# Exercise prompt
Find how many lines in the material contain "Российской"; your answer should be that number alone.

# Excerpted data
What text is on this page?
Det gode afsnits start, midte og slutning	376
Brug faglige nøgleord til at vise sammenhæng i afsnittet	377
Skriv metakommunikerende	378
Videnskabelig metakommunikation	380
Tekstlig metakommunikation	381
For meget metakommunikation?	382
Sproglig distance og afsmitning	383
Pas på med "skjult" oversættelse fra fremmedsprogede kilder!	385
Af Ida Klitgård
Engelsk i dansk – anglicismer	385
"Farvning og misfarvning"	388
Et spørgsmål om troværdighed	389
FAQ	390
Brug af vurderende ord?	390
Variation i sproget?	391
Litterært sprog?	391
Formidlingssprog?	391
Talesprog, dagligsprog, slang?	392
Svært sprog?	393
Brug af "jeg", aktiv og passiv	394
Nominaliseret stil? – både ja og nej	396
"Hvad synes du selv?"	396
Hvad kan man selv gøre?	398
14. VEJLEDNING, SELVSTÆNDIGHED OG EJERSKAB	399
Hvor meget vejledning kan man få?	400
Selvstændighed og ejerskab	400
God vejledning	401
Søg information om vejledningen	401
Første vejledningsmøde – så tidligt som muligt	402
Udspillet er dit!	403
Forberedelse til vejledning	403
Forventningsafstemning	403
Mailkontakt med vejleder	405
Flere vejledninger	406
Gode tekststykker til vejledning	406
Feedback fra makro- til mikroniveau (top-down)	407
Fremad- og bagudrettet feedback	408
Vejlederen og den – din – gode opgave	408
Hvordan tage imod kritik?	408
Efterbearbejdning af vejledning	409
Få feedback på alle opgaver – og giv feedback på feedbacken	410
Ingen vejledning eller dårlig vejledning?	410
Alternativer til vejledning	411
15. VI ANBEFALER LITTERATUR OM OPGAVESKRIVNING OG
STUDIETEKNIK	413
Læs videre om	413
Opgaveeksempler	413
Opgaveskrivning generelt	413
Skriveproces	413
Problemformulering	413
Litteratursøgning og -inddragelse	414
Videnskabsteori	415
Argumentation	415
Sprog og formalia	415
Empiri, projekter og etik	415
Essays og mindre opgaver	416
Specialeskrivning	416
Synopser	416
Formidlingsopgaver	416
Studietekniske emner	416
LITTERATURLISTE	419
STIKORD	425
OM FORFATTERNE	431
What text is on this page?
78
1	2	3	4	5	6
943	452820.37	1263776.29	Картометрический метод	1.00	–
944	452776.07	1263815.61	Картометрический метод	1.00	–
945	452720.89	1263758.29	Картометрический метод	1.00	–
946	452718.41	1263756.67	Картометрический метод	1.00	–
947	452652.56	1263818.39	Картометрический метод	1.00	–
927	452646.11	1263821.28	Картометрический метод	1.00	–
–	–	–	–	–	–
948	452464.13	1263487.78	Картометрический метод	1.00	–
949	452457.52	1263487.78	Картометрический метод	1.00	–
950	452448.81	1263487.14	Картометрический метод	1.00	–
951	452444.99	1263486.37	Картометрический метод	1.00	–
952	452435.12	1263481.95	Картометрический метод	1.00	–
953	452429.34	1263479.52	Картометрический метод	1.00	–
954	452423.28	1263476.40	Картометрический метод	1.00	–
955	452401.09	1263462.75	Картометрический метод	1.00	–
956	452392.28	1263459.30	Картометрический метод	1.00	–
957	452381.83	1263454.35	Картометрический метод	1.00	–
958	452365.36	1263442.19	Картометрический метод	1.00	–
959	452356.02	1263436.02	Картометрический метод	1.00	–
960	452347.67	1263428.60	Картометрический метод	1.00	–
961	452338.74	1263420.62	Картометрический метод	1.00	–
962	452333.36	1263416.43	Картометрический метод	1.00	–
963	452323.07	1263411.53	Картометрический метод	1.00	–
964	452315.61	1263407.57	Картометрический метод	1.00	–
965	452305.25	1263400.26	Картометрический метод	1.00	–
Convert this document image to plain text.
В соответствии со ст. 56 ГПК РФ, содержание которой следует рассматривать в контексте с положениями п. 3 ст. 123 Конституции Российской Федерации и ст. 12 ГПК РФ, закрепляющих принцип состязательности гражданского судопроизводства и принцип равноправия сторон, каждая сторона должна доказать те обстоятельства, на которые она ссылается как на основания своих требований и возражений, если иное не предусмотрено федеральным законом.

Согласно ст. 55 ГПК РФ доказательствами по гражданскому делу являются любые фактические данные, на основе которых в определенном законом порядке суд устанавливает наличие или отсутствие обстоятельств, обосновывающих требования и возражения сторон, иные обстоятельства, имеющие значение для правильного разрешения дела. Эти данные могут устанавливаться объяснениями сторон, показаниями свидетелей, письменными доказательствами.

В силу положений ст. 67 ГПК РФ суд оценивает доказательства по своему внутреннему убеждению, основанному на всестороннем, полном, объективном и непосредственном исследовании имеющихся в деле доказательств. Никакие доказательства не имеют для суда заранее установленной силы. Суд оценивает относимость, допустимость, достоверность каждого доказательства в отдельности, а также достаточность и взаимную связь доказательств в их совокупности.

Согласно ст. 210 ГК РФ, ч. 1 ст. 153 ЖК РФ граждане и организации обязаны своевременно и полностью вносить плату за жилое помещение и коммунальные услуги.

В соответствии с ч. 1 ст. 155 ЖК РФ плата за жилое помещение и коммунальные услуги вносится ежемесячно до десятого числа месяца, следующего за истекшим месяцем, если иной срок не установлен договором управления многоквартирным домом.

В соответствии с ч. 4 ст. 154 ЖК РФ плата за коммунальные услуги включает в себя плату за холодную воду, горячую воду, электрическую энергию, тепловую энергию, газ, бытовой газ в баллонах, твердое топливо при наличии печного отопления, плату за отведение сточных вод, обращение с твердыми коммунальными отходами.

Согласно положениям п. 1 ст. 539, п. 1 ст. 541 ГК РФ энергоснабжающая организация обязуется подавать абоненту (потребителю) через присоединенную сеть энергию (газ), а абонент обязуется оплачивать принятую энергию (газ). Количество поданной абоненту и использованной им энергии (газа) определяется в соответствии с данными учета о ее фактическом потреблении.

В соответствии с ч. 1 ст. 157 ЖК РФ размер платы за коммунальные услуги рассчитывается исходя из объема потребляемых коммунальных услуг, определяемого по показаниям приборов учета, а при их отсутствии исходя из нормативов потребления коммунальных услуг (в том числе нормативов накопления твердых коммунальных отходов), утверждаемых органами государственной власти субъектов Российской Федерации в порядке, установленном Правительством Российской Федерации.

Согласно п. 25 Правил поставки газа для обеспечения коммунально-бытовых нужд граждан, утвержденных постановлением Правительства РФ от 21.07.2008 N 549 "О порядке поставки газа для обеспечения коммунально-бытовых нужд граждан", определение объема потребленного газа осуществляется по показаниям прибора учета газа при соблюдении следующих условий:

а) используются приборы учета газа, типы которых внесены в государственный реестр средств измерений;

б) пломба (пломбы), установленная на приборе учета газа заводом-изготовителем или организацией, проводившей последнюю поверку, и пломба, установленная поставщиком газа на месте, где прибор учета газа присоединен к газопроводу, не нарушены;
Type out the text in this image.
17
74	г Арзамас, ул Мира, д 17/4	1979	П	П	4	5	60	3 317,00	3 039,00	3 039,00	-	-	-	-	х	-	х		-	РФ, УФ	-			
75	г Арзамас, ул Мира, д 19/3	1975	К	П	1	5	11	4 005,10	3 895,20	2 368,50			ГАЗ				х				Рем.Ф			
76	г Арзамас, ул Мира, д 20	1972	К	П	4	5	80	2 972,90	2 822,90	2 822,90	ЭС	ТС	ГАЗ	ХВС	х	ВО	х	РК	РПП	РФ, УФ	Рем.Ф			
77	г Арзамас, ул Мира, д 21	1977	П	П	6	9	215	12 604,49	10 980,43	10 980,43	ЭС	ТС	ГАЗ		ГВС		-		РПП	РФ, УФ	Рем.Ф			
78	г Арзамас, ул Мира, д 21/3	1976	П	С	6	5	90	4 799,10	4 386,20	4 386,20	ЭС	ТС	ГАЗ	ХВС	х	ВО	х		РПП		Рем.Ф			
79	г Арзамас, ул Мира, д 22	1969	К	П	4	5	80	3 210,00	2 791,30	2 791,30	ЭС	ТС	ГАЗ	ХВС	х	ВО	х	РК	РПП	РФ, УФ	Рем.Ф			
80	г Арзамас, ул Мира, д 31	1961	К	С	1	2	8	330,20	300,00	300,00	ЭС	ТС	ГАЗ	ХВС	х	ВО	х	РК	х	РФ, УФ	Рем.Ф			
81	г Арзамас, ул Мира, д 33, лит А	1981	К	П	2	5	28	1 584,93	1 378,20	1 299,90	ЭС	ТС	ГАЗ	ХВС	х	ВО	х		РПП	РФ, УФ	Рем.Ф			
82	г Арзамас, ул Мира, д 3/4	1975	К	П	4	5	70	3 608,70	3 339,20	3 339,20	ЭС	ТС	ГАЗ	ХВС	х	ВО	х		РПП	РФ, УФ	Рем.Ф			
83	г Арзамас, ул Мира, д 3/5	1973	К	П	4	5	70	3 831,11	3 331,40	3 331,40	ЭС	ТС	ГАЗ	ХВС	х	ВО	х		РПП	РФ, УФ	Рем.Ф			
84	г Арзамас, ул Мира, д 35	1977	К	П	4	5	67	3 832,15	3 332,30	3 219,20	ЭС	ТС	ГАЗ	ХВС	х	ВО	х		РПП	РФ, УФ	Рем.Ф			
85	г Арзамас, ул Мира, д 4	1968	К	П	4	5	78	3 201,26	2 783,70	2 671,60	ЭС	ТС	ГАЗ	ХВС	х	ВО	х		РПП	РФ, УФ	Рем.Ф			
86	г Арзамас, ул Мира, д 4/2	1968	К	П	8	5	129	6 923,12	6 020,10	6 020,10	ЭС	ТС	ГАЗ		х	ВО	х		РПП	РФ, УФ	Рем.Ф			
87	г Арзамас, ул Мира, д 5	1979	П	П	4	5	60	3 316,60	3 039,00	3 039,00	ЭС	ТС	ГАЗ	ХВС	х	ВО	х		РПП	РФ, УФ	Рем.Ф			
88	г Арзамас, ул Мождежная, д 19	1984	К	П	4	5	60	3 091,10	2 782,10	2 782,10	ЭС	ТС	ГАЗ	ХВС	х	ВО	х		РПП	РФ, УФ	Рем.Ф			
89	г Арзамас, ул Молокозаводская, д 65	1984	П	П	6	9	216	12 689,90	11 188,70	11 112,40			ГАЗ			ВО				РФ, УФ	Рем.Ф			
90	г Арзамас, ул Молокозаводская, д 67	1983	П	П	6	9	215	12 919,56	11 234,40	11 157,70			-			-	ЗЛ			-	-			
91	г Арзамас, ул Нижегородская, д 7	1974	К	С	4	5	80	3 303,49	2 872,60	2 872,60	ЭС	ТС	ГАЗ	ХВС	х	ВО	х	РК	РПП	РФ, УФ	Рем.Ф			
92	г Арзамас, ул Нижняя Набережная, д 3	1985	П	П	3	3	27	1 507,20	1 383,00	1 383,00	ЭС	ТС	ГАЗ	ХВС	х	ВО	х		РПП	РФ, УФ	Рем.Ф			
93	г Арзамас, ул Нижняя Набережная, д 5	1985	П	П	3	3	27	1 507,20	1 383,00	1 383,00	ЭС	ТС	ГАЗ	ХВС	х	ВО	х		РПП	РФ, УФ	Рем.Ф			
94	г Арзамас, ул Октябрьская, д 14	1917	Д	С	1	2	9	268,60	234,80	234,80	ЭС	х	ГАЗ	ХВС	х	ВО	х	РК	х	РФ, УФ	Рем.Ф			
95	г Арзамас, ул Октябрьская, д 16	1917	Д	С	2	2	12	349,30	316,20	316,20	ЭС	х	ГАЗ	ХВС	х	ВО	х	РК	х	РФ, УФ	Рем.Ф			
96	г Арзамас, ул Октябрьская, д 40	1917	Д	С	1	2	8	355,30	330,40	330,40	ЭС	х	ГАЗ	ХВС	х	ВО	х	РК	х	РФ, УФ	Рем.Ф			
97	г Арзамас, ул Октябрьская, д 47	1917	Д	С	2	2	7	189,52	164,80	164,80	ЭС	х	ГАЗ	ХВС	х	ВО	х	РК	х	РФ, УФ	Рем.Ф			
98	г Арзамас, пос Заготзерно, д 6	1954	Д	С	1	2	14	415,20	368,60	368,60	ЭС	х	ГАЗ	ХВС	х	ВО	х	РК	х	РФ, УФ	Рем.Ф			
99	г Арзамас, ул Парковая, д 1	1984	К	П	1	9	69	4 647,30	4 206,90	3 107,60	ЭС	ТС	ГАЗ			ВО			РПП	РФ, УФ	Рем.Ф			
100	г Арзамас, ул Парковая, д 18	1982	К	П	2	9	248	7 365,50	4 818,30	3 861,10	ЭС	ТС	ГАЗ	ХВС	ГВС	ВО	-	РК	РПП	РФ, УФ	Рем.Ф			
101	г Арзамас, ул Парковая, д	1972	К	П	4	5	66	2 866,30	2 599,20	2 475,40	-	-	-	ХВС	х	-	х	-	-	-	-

# Written response
2